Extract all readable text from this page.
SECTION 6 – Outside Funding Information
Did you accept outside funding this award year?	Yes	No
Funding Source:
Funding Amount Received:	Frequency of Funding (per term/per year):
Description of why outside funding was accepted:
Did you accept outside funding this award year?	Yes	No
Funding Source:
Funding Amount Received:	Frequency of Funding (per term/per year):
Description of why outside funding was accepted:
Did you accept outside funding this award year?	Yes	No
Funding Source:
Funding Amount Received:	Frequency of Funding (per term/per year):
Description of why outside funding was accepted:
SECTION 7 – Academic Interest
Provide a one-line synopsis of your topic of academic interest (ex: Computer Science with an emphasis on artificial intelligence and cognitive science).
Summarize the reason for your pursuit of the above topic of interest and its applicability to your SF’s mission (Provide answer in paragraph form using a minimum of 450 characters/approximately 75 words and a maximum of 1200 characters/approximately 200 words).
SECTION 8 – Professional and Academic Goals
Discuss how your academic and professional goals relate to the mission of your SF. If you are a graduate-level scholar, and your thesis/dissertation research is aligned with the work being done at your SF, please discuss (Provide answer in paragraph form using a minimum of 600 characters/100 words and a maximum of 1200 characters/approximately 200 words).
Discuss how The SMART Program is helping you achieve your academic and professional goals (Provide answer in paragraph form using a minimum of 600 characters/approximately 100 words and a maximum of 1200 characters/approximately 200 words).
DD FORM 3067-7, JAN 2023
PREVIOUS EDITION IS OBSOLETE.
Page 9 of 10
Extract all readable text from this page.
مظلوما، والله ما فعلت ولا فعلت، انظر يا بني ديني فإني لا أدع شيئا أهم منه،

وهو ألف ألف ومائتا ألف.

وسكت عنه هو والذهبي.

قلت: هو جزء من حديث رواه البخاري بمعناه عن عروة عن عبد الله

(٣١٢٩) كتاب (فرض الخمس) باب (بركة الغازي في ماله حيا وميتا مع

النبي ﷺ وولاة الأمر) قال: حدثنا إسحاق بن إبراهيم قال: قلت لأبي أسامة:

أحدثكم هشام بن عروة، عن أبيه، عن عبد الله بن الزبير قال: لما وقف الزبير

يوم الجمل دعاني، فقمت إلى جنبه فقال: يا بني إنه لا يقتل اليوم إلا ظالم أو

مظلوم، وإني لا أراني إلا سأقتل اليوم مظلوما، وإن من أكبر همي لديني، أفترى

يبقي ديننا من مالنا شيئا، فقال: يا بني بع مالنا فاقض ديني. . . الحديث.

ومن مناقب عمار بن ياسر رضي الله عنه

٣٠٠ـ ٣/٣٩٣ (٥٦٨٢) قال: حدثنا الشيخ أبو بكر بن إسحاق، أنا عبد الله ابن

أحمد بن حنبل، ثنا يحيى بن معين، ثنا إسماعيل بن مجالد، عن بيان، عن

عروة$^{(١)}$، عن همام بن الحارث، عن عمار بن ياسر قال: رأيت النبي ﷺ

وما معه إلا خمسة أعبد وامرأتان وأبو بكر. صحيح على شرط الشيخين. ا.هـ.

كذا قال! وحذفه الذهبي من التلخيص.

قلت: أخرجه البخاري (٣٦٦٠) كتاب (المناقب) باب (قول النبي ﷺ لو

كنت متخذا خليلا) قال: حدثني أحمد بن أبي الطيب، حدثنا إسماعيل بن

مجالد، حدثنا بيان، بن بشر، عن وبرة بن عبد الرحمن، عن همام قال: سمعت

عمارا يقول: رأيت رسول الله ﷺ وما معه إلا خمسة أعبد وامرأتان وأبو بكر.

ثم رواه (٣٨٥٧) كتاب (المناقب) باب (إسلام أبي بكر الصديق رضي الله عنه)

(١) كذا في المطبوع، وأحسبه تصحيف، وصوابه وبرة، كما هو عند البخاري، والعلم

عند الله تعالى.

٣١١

——

# [Set task]
What is needed here is an exact reproduction of all the entries.

# [Result]
Extract all readable text from this page.
SECTION 6 – Outside Funding Information
Did you accept outside funding this award year?	Yes	No
Funding Source:
Funding Amount Received:	Frequency of Funding (per term/per year):
Description of why outside funding was accepted:
Did you accept outside funding this award year?	Yes	No
Funding Source:
Funding Amount Received:	Frequency of Funding (per term/per year):
Description of why outside funding was accepted:
Did you accept outside funding this award year?	Yes	No
Funding Source:
Funding Amount Received:	Frequency of Funding (per term/per year):
Description of why outside funding was accepted:
SECTION 7 – Academic Interest
Provide a one-line synopsis of your topic of academic interest (ex: Computer Science with an emphasis on artificial intelligence and cognitive science).
Summarize the reason for your pursuit of the above topic of interest and its applicability to your SF’s mission (Provide answer in paragraph form using a minimum of 450 characters/approximately 75 words and a maximum of 1200 characters/approximately 200 words).
SECTION 8 – Professional and Academic Goals
Discuss how your academic and professional goals relate to the mission of your SF. If you are a graduate-level scholar, and your thesis/dissertation research is aligned with the work being done at your SF, please discuss (Provide answer in paragraph form using a minimum of 600 characters/100 words and a maximum of 1200 characters/approximately 200 words).
Discuss how The SMART Program is helping you achieve your academic and professional goals (Provide answer in paragraph form using a minimum of 600 characters/approximately 100 words and a maximum of 1200 characters/approximately 200 words).
DD FORM 3067-7, JAN 2023
PREVIOUS EDITION IS OBSOLETE.
Page 9 of 10
Extract all readable text from this page.
مظلوما، والله ما فعلت ولا فعلت، انظر يا بني ديني فإني لا أدع شيئا أهم منه،

وهو ألف ألف ومائتا ألف.

وسكت عنه هو والذهبي.

قلت: هو جزء من حديث رواه البخاري بمعناه عن عروة عن عبد الله

(٣١٢٩) كتاب (فرض الخمس) باب (بركة الغازي في ماله حيا وميتا مع

النبي ﷺ وولاة الأمر) قال: حدثنا إسحاق بن إبراهيم قال: قلت لأبي أسامة:

أحدثكم هشام بن عروة، عن أبيه، عن عبد الله بن الزبير قال: لما وقف الزبير

يوم الجمل دعاني، فقمت إلى جنبه فقال: يا بني إنه لا يقتل اليوم إلا ظالم أو

مظلوم، وإني لا أراني إلا سأقتل اليوم مظلوما، وإن من أكبر همي لديني، أفترى

يبقي ديننا من مالنا شيئا، فقال: يا بني بع مالنا فاقض ديني. . . الحديث.

ومن مناقب عمار بن ياسر رضي الله عنه

٣٠٠ـ ٣/٣٩٣ (٥٦٨٢) قال: حدثنا الشيخ أبو بكر بن إسحاق، أنا عبد الله ابن

أحمد بن حنبل، ثنا يحيى بن معين، ثنا إسماعيل بن مجالد، عن بيان، عن

عروة$^{(١)}$، عن همام بن الحارث، عن عمار بن ياسر قال: رأيت النبي ﷺ

وما معه إلا خمسة أعبد وامرأتان وأبو بكر. صحيح على شرط الشيخين. ا.هـ.

كذا قال! وحذفه الذهبي من التلخيص.

قلت: أخرجه البخاري (٣٦٦٠) كتاب (المناقب) باب (قول النبي ﷺ لو

كنت متخذا خليلا) قال: حدثني أحمد بن أبي الطيب، حدثنا إسماعيل بن

مجالد، حدثنا بيان، بن بشر، عن وبرة بن عبد الرحمن، عن همام قال: سمعت

عمارا يقول: رأيت رسول الله ﷺ وما معه إلا خمسة أعبد وامرأتان وأبو بكر.

ثم رواه (٣٨٥٧) كتاب (المناقب) باب (إسلام أبي بكر الصديق رضي الله عنه)

(١) كذا في المطبوع، وأحسبه تصحيف، وصوابه وبرة، كما هو عند البخاري، والعلم

عند الله تعالى.

٣١١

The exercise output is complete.